Stored data:
-- begin --

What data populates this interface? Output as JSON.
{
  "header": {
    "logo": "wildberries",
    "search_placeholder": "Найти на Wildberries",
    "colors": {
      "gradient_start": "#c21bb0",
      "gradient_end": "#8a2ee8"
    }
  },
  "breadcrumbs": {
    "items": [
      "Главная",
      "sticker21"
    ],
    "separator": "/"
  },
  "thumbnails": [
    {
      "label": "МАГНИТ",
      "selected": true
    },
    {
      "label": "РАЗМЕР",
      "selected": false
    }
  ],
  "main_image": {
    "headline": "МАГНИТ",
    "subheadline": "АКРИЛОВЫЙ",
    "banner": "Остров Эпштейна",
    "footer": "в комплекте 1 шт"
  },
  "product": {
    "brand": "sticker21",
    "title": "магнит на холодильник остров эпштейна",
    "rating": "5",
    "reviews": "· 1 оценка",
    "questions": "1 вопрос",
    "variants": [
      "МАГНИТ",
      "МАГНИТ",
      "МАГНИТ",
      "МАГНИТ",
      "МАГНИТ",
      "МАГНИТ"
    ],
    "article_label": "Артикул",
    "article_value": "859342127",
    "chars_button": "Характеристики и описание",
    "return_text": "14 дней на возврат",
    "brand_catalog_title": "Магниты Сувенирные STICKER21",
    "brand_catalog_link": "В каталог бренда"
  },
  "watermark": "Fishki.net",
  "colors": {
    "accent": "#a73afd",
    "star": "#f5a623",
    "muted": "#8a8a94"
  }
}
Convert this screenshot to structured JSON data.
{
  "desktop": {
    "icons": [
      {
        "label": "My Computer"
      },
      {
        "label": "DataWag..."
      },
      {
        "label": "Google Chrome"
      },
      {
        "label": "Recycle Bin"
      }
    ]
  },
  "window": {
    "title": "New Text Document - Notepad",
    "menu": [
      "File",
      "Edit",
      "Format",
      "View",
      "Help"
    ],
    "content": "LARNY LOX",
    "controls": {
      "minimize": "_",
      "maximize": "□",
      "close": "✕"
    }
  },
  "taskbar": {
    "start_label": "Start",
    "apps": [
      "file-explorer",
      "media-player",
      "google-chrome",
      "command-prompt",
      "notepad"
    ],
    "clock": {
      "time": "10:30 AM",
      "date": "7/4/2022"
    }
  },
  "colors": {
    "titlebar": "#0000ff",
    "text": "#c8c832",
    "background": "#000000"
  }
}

-- end --

[Stated exercise]: Check each line of the records for the word "this", and show the lines that contain it.

[Response to the exercise]:
What data populates this interface? Output as JSON.
Convert this screenshot to structured JSON data.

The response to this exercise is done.